STATED PROBLEM:
Give every line below again, exactly.

— Start —

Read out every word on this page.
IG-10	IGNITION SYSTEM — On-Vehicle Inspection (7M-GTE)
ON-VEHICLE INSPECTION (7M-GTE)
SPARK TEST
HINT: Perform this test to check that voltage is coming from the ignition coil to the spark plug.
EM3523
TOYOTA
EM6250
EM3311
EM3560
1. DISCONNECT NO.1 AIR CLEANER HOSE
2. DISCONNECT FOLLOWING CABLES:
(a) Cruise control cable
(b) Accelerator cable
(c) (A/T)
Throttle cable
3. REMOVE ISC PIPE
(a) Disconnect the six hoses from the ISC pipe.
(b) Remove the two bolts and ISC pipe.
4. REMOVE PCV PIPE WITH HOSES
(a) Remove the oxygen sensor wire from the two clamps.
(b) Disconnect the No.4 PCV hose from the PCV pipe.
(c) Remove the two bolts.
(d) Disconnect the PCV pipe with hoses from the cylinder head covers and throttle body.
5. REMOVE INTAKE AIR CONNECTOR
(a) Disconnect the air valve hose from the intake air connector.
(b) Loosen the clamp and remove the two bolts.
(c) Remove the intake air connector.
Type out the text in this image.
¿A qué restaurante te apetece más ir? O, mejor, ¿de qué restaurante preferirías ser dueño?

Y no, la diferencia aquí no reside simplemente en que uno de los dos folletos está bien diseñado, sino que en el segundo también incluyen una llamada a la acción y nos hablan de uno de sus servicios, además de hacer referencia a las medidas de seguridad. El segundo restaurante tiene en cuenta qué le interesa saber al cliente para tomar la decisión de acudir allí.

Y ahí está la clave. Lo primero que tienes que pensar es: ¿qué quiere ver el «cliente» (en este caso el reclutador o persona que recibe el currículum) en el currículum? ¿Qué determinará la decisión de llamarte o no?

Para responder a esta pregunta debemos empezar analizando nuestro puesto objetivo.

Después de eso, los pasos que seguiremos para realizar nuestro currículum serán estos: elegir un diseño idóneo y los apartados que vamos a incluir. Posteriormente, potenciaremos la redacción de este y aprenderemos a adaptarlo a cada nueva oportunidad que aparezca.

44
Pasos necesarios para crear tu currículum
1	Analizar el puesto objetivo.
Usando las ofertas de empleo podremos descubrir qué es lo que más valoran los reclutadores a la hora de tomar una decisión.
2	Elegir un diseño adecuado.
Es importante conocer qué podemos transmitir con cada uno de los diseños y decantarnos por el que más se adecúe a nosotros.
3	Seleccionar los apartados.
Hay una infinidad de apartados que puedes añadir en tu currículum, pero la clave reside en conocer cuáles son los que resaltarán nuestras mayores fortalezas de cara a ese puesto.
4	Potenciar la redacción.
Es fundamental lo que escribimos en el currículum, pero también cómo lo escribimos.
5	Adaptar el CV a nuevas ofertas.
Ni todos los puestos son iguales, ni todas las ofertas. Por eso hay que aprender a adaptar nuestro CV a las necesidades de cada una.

— End —

SOLVED EXERCISE:
Read out every word on this page.
IG-10	IGNITION SYSTEM — On-Vehicle Inspection (7M-GTE)
ON-VEHICLE INSPECTION (7M-GTE)
SPARK TEST
HINT: Perform this test to check that voltage is coming from the ignition coil to the spark plug.
EM3523
TOYOTA
EM6250
EM3311
EM3560
1. DISCONNECT NO.1 AIR CLEANER HOSE
2. DISCONNECT FOLLOWING CABLES:
(a) Cruise control cable
(b) Accelerator cable
(c) (A/T)
Throttle cable
3. REMOVE ISC PIPE
(a) Disconnect the six hoses from the ISC pipe.
(b) Remove the two bolts and ISC pipe.
4. REMOVE PCV PIPE WITH HOSES
(a) Remove the oxygen sensor wire from the two clamps.
(b) Disconnect the No.4 PCV hose from the PCV pipe.
(c) Remove the two bolts.
(d) Disconnect the PCV pipe with hoses from the cylinder head covers and throttle body.
5. REMOVE INTAKE AIR CONNECTOR
(a) Disconnect the air valve hose from the intake air connector.
(b) Loosen the clamp and remove the two bolts.
(c) Remove the intake air connector.
Type out the text in this image.
¿A qué restaurante te apetece más ir? O, mejor, ¿de qué restaurante preferirías ser dueño?

Y no, la diferencia aquí no reside simplemente en que uno de los dos folletos está bien diseñado, sino que en el segundo también incluyen una llamada a la acción y nos hablan de uno de sus servicios, además de hacer referencia a las medidas de seguridad. El segundo restaurante tiene en cuenta qué le interesa saber al cliente para tomar la decisión de acudir allí.

Y ahí está la clave. Lo primero que tienes que pensar es: ¿qué quiere ver el «cliente» (en este caso el reclutador o persona que recibe el currículum) en el currículum? ¿Qué determinará la decisión de llamarte o no?

Para responder a esta pregunta debemos empezar analizando nuestro puesto objetivo.

Después de eso, los pasos que seguiremos para realizar nuestro currículum serán estos: elegir un diseño idóneo y los apartados que vamos a incluir. Posteriormente, potenciaremos la redacción de este y aprenderemos a adaptarlo a cada nueva oportunidad que aparezca.

44
Pasos necesarios para crear tu currículum
1	Analizar el puesto objetivo.
Usando las ofertas de empleo podremos descubrir qué es lo que más valoran los reclutadores a la hora de tomar una decisión.
2	Elegir un diseño adecuado.
Es importante conocer qué podemos transmitir con cada uno de los diseños y decantarnos por el que más se adecúe a nosotros.
3	Seleccionar los apartados.
Hay una infinidad de apartados que puedes añadir en tu currículum, pero la clave reside en conocer cuáles son los que resaltarán nuestras mayores fortalezas de cara a ese puesto.
4	Potenciar la redacción.
Es fundamental lo que escribimos en el currículum, pero también cómo lo escribimos.
5	Adaptar el CV a nuevas ofertas.
Ni todos los puestos son iguales, ni todas las ofertas. Por eso hay que aprender a adaptar nuestro CV a las necesidades de cada una.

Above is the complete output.